• **WRITTEN TASK**:
Return every line from the items below that contains the string "what". Case counts, so match only lines where it appears with the same capitalization.

• **SUPPLIED MATERIAL**:
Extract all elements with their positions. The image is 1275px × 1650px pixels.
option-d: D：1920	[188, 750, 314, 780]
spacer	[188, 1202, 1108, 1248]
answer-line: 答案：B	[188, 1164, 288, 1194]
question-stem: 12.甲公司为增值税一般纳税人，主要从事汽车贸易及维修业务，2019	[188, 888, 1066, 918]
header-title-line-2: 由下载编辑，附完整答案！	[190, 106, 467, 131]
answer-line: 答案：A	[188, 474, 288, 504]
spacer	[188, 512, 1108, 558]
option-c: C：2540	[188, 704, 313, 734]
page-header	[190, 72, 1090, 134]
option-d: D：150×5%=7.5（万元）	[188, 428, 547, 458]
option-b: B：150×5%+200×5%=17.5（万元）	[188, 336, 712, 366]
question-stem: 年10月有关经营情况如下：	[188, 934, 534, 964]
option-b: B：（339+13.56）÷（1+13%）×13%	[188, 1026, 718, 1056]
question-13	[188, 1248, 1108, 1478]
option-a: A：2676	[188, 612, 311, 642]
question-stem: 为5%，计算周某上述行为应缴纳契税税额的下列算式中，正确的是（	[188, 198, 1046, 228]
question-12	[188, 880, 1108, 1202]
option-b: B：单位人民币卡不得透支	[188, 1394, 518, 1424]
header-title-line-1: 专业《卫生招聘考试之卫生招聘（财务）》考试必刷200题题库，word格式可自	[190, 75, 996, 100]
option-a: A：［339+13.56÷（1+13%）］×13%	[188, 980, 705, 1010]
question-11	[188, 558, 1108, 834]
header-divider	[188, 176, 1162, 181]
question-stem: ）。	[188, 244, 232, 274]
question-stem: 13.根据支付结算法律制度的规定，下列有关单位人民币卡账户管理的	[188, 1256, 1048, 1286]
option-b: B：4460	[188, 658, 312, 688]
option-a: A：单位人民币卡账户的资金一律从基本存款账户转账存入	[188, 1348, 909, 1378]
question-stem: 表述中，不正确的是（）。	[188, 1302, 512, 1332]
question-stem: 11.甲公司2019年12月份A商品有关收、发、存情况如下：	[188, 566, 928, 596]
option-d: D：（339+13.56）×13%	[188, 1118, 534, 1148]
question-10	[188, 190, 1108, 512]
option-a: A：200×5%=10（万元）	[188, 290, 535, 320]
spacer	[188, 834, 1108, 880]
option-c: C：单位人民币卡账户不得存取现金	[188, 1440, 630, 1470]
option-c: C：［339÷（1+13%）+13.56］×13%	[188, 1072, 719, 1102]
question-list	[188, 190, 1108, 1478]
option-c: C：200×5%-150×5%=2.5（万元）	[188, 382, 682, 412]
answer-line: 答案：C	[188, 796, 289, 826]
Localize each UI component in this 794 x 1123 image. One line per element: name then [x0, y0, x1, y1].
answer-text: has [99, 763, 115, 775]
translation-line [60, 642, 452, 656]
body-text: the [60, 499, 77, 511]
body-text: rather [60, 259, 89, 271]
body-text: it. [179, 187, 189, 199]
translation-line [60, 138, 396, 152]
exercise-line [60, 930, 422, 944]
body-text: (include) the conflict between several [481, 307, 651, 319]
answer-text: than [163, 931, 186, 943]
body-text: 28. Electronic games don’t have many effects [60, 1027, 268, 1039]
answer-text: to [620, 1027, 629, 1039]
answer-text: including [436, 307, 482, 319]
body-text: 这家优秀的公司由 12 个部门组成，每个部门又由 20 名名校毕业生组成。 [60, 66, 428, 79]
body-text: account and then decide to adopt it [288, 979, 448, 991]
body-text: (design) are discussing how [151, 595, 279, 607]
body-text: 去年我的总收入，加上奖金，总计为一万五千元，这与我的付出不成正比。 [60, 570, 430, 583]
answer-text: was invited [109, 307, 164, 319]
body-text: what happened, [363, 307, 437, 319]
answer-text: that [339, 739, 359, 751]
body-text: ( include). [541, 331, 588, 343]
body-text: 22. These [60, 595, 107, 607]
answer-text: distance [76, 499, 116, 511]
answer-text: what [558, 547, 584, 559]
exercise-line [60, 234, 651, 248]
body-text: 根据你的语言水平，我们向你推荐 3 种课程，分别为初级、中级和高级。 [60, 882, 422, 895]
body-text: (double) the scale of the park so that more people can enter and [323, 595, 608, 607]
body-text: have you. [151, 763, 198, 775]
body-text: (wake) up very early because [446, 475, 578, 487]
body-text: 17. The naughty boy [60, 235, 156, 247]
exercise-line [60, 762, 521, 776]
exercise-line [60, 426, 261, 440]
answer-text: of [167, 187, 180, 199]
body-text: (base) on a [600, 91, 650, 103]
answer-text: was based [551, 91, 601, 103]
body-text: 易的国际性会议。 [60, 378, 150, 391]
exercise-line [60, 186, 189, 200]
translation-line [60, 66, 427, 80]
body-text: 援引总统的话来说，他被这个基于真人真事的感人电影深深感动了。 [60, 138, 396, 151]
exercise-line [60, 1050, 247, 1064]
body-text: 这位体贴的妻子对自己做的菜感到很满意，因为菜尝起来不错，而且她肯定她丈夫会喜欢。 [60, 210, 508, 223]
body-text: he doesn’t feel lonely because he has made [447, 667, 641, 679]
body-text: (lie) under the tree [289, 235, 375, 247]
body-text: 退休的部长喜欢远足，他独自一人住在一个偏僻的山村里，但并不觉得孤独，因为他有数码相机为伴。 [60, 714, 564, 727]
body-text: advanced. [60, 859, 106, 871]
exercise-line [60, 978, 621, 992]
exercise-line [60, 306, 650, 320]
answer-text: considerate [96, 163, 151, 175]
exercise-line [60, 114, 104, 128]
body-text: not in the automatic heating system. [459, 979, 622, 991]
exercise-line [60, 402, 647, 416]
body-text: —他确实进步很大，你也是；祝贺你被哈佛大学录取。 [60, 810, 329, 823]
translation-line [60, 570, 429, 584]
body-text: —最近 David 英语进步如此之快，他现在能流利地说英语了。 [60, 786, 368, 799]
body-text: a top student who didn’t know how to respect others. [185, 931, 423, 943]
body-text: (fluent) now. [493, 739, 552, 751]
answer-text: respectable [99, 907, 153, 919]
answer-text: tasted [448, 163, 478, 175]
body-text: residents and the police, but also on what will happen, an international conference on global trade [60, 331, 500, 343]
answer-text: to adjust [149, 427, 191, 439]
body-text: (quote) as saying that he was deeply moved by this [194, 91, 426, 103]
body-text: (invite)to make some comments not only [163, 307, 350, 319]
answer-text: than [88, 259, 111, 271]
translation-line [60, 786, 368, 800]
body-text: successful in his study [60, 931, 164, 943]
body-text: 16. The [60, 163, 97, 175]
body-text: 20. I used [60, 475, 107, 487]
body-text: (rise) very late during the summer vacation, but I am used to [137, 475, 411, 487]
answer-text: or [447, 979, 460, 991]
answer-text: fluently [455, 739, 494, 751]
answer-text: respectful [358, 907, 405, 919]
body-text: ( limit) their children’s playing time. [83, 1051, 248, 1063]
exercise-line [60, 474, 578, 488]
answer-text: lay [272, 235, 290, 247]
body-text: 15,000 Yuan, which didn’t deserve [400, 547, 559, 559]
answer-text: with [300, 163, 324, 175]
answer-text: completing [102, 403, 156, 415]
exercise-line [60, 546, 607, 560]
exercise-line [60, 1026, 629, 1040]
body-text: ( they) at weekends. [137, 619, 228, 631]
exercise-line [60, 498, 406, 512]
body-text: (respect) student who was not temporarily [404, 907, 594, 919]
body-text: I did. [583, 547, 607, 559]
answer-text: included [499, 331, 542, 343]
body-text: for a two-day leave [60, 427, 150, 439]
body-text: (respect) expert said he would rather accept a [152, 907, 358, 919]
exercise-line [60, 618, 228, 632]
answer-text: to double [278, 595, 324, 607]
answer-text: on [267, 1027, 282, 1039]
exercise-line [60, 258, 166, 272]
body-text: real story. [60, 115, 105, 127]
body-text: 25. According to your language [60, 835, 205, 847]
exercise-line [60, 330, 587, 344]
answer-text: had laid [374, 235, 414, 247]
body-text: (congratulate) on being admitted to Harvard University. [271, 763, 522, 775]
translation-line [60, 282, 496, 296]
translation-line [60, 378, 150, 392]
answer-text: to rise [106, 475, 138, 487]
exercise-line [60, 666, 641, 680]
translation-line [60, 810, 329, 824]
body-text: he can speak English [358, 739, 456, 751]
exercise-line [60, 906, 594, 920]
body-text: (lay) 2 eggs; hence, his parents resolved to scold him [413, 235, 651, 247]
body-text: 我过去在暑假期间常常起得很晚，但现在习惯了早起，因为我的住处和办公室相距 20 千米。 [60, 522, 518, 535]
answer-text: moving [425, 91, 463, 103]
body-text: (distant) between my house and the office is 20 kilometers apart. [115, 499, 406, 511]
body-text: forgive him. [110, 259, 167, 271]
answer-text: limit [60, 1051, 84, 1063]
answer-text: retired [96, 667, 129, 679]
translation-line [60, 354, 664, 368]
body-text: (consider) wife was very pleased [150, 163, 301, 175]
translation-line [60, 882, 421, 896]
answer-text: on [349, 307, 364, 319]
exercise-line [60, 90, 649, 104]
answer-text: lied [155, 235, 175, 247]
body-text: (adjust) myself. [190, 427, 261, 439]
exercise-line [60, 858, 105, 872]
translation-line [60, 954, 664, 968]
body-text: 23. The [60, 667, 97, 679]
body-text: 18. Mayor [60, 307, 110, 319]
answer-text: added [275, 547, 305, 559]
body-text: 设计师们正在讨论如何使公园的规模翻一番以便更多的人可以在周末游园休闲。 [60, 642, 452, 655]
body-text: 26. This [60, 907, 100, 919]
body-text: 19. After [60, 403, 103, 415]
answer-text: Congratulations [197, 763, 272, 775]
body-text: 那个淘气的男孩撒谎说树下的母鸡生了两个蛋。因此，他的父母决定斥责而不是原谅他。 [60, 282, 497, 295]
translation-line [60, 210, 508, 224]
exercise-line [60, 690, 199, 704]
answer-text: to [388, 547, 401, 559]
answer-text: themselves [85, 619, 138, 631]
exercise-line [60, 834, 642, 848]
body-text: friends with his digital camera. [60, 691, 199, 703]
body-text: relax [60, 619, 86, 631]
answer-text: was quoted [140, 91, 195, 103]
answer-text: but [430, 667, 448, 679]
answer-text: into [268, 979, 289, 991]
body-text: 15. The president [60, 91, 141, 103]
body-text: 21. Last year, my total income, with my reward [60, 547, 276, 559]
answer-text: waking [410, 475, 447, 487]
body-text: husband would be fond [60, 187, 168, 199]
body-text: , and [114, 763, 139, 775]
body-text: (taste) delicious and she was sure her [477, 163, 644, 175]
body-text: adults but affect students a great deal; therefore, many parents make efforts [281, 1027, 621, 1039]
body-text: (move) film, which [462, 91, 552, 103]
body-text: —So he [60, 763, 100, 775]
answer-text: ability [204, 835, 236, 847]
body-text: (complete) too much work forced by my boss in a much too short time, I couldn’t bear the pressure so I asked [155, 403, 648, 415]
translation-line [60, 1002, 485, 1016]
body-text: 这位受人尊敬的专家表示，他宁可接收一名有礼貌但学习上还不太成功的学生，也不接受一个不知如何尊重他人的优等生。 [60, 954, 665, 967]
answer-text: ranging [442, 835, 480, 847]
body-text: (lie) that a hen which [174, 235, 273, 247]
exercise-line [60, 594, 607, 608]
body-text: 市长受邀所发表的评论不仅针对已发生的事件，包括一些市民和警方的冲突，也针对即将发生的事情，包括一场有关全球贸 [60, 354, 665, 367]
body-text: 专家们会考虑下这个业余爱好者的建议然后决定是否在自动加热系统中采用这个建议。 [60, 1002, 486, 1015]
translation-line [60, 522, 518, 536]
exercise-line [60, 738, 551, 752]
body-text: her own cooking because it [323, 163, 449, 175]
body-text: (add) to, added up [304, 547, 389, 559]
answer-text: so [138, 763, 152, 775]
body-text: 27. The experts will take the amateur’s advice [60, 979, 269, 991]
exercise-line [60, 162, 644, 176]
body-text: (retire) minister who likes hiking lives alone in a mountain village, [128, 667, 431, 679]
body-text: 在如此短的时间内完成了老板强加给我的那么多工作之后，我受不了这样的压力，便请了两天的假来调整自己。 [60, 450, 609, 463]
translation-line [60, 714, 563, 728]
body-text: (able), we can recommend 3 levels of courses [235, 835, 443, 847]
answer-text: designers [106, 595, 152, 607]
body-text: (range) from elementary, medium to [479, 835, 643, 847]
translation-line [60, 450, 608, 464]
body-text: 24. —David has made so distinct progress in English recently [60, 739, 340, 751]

• **THE COMPLETED TASK**:
body-text: what happened, [363, 307, 437, 319]
answer-text: what [558, 547, 584, 559]
body-text: residents and the police, but also on what will happen, an international conference on global trade [60, 331, 500, 343]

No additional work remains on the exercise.